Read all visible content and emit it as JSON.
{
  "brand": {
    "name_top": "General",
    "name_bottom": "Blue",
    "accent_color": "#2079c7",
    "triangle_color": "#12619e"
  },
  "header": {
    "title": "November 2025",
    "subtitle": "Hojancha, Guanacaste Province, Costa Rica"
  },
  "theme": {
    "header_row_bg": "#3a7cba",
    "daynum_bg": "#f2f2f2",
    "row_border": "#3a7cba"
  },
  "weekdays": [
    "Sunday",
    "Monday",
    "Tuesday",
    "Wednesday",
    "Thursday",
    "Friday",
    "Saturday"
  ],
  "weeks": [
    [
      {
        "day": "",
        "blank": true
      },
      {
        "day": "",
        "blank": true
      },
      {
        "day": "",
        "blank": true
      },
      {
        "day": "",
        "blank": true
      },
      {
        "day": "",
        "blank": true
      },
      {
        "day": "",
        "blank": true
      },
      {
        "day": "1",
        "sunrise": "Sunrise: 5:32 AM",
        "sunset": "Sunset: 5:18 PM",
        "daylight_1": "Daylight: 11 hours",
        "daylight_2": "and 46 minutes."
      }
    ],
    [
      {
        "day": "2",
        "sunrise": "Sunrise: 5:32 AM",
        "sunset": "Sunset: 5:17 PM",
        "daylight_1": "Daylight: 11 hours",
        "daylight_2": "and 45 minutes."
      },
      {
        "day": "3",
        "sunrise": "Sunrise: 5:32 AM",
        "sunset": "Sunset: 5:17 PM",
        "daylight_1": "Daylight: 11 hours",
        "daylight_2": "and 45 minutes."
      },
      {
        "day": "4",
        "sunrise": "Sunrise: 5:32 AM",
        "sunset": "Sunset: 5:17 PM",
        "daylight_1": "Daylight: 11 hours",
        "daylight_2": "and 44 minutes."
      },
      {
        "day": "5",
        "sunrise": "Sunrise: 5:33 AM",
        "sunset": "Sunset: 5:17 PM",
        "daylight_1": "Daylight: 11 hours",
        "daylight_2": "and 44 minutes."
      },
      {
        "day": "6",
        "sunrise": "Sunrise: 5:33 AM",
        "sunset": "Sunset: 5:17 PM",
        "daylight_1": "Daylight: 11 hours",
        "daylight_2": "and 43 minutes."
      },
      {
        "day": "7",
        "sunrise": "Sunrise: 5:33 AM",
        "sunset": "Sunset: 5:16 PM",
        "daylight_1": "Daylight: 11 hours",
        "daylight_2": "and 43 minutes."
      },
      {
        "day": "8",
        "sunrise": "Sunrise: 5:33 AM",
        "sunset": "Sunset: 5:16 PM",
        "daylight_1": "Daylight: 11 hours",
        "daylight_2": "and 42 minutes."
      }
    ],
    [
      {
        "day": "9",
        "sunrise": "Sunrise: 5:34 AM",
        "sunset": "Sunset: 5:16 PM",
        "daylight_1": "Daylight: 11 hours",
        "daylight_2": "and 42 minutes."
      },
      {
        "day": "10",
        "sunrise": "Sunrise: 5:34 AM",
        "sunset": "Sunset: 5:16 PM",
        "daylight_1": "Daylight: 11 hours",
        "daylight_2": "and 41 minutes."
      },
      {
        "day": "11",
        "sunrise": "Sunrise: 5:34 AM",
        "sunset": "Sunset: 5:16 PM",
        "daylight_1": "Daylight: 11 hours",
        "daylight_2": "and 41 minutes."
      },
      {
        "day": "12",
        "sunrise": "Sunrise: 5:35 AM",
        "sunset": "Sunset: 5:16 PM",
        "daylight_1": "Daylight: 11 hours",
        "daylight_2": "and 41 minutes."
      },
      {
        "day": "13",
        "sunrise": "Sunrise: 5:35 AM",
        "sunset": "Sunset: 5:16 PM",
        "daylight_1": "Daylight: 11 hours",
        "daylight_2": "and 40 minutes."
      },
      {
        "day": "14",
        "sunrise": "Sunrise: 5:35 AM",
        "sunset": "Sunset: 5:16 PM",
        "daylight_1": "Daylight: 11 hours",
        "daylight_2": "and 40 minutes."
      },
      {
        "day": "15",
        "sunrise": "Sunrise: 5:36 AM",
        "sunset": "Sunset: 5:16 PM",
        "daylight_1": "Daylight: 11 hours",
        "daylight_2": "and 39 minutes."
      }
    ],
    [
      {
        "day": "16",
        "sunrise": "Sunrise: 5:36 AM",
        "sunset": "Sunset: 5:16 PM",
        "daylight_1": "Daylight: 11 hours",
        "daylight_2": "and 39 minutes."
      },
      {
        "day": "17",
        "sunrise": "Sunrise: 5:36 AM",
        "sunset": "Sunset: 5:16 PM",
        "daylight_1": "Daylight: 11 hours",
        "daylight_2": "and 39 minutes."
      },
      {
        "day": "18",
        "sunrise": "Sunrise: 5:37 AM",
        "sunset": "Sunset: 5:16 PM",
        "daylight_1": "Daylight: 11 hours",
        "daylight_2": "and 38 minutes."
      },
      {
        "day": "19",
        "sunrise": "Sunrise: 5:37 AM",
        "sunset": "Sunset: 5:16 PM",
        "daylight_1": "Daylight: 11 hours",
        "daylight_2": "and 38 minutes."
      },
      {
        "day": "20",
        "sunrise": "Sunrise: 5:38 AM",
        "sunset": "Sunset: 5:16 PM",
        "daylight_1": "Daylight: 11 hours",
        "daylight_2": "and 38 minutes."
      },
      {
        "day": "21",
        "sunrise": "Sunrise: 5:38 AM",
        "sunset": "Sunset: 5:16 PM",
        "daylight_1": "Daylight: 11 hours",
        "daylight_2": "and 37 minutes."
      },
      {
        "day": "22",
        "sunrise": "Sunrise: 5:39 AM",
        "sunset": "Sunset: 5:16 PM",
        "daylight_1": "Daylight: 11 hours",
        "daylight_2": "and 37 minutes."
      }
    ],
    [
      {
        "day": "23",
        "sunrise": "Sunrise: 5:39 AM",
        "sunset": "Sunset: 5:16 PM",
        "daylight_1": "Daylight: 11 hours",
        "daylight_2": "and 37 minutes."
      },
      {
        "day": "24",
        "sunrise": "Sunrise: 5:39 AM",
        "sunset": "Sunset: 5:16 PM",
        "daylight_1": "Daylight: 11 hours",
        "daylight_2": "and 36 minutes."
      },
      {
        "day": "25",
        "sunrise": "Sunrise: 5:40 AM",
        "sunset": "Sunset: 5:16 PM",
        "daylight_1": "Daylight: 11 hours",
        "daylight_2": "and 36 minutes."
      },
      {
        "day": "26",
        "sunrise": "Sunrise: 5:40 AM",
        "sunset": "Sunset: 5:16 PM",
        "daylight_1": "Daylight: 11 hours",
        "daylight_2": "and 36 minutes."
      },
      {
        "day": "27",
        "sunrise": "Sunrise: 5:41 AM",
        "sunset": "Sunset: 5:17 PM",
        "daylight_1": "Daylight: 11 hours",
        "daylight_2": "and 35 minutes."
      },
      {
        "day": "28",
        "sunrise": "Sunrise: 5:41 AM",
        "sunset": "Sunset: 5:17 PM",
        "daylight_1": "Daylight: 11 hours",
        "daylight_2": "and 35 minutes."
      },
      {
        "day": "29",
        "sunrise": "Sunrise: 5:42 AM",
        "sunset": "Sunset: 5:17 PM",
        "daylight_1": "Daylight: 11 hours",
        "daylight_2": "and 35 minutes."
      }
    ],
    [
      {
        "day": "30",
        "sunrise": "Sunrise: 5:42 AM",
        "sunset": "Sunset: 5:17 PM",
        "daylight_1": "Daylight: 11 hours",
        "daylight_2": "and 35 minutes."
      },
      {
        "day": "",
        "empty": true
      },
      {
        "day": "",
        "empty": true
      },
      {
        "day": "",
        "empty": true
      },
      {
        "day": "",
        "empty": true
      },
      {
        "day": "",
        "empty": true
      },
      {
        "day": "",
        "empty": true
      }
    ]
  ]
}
___
DESCRIPTION OF THE TASK: Copy all the entries verbatim.

WRITTEN SOLUTION:
Read all visible content and emit it as JSON.
{
  "brand": {
    "name_top": "General",
    "name_bottom": "Blue",
    "accent_color": "#2079c7",
    "triangle_color": "#12619e"
  },
  "header": {
    "title": "November 2025",
    "subtitle": "Hojancha, Guanacaste Province, Costa Rica"
  },
  "theme": {
    "header_row_bg": "#3a7cba",
    "daynum_bg": "#f2f2f2",
    "row_border": "#3a7cba"
  },
  "weekdays": [
    "Sunday",
    "Monday",
    "Tuesday",
    "Wednesday",
    "Thursday",
    "Friday",
    "Saturday"
  ],
  "weeks": [
    [
      {
        "day": "",
        "blank": true
      },
      {
        "day": "",
        "blank": true
      },
      {
        "day": "",
        "blank": true
      },
      {
        "day": "",
        "blank": true
      },
      {
        "day": "",
        "blank": true
      },
      {
        "day": "",
        "blank": true
      },
      {
        "day": "1",
        "sunrise": "Sunrise: 5:32 AM",
        "sunset": "Sunset: 5:18 PM",
        "daylight_1": "Daylight: 11 hours",
        "daylight_2": "and 46 minutes."
      }
    ],
    [
      {
        "day": "2",
        "sunrise": "Sunrise: 5:32 AM",
        "sunset": "Sunset: 5:17 PM",
        "daylight_1": "Daylight: 11 hours",
        "daylight_2": "and 45 minutes."
      },
      {
        "day": "3",
        "sunrise": "Sunrise: 5:32 AM",
        "sunset": "Sunset: 5:17 PM",
        "daylight_1": "Daylight: 11 hours",
        "daylight_2": "and 45 minutes."
      },
      {
        "day": "4",
        "sunrise": "Sunrise: 5:32 AM",
        "sunset": "Sunset: 5:17 PM",
        "daylight_1": "Daylight: 11 hours",
        "daylight_2": "and 44 minutes."
      },
      {
        "day": "5",
        "sunrise": "Sunrise: 5:33 AM",
        "sunset": "Sunset: 5:17 PM",
        "daylight_1": "Daylight: 11 hours",
        "daylight_2": "and 44 minutes."
      },
      {
        "day": "6",
        "sunrise": "Sunrise: 5:33 AM",
        "sunset": "Sunset: 5:17 PM",
        "daylight_1": "Daylight: 11 hours",
        "daylight_2": "and 43 minutes."
      },
      {
        "day": "7",
        "sunrise": "Sunrise: 5:33 AM",
        "sunset": "Sunset: 5:16 PM",
        "daylight_1": "Daylight: 11 hours",
        "daylight_2": "and 43 minutes."
      },
      {
        "day": "8",
        "sunrise": "Sunrise: 5:33 AM",
        "sunset": "Sunset: 5:16 PM",
        "daylight_1": "Daylight: 11 hours",
        "daylight_2": "and 42 minutes."
      }
    ],
    [
      {
        "day": "9",
        "sunrise": "Sunrise: 5:34 AM",
        "sunset": "Sunset: 5:16 PM",
        "daylight_1": "Daylight: 11 hours",
        "daylight_2": "and 42 minutes."
      },
      {
        "day": "10",
        "sunrise": "Sunrise: 5:34 AM",
        "sunset": "Sunset: 5:16 PM",
        "daylight_1": "Daylight: 11 hours",
        "daylight_2": "and 41 minutes."
      },
      {
        "day": "11",
        "sunrise": "Sunrise: 5:34 AM",
        "sunset": "Sunset: 5:16 PM",
        "daylight_1": "Daylight: 11 hours",
        "daylight_2": "and 41 minutes."
      },
      {
        "day": "12",
        "sunrise": "Sunrise: 5:35 AM",
        "sunset": "Sunset: 5:16 PM",
        "daylight_1": "Daylight: 11 hours",
        "daylight_2": "and 41 minutes."
      },
      {
        "day": "13",
        "sunrise": "Sunrise: 5:35 AM",
        "sunset": "Sunset: 5:16 PM",
        "daylight_1": "Daylight: 11 hours",
        "daylight_2": "and 40 minutes."
      },
      {
        "day": "14",
        "sunrise": "Sunrise: 5:35 AM",
        "sunset": "Sunset: 5:16 PM",
        "daylight_1": "Daylight: 11 hours",
        "daylight_2": "and 40 minutes."
      },
      {
        "day": "15",
        "sunrise": "Sunrise: 5:36 AM",
        "sunset": "Sunset: 5:16 PM",
        "daylight_1": "Daylight: 11 hours",
        "daylight_2": "and 39 minutes."
      }
    ],
    [
      {
        "day": "16",
        "sunrise": "Sunrise: 5:36 AM",
        "sunset": "Sunset: 5:16 PM",
        "daylight_1": "Daylight: 11 hours",
        "daylight_2": "and 39 minutes."
      },
      {
        "day": "17",
        "sunrise": "Sunrise: 5:36 AM",
        "sunset": "Sunset: 5:16 PM",
        "daylight_1": "Daylight: 11 hours",
        "daylight_2": "and 39 minutes."
      },
      {
        "day": "18",
        "sunrise": "Sunrise: 5:37 AM",
        "sunset": "Sunset: 5:16 PM",
        "daylight_1": "Daylight: 11 hours",
        "daylight_2": "and 38 minutes."
      },
      {
        "day": "19",
        "sunrise": "Sunrise: 5:37 AM",
        "sunset": "Sunset: 5:16 PM",
        "daylight_1": "Daylight: 11 hours",
        "daylight_2": "and 38 minutes."
      },
      {
        "day": "20",
        "sunrise": "Sunrise: 5:38 AM",
        "sunset": "Sunset: 5:16 PM",
        "daylight_1": "Daylight: 11 hours",
        "daylight_2": "and 38 minutes."
      },
      {
        "day": "21",
        "sunrise": "Sunrise: 5:38 AM",
        "sunset": "Sunset: 5:16 PM",
        "daylight_1": "Daylight: 11 hours",
        "daylight_2": "and 37 minutes."
      },
      {
        "day": "22",
        "sunrise": "Sunrise: 5:39 AM",
        "sunset": "Sunset: 5:16 PM",
        "daylight_1": "Daylight: 11 hours",
        "daylight_2": "and 37 minutes."
      }
    ],
    [
      {
        "day": "23",
        "sunrise": "Sunrise: 5:39 AM",
        "sunset": "Sunset: 5:16 PM",
        "daylight_1": "Daylight: 11 hours",
        "daylight_2": "and 37 minutes."
      },
      {
        "day": "24",
        "sunrise": "Sunrise: 5:39 AM",
        "sunset": "Sunset: 5:16 PM",
        "daylight_1": "Daylight: 11 hours",
        "daylight_2": "and 36 minutes."
      },
      {
        "day": "25",
        "sunrise": "Sunrise: 5:40 AM",
        "sunset": "Sunset: 5:16 PM",
        "daylight_1": "Daylight: 11 hours",
        "daylight_2": "and 36 minutes."
      },
      {
        "day": "26",
        "sunrise": "Sunrise: 5:40 AM",
        "sunset": "Sunset: 5:16 PM",
        "daylight_1": "Daylight: 11 hours",
        "daylight_2": "and 36 minutes."
      },
      {
        "day": "27",
        "sunrise": "Sunrise: 5:41 AM",
        "sunset": "Sunset: 5:17 PM",
        "daylight_1": "Daylight: 11 hours",
        "daylight_2": "and 35 minutes."
      },
      {
        "day": "28",
        "sunrise": "Sunrise: 5:41 AM",
        "sunset": "Sunset: 5:17 PM",
        "daylight_1": "Daylight: 11 hours",
        "daylight_2": "and 35 minutes."
      },
      {
        "day": "29",
        "sunrise": "Sunrise: 5:42 AM",
        "sunset": "Sunset: 5:17 PM",
        "daylight_1": "Daylight: 11 hours",
        "daylight_2": "and 35 minutes."
      }
    ],
    [
      {
        "day": "30",
        "sunrise": "Sunrise: 5:42 AM",
        "sunset": "Sunset: 5:17 PM",
        "daylight_1": "Daylight: 11 hours",
        "daylight_2": "and 35 minutes."
      },
      {
        "day": "",
        "empty": true
      },
      {
        "day": "",
        "empty": true
      },
      {
        "day": "",
        "empty": true
      },
      {
        "day": "",
        "empty": true
      },
      {
        "day": "",
        "empty": true
      },
      {
        "day": "",
        "empty": true
      }
    ]
  ]
}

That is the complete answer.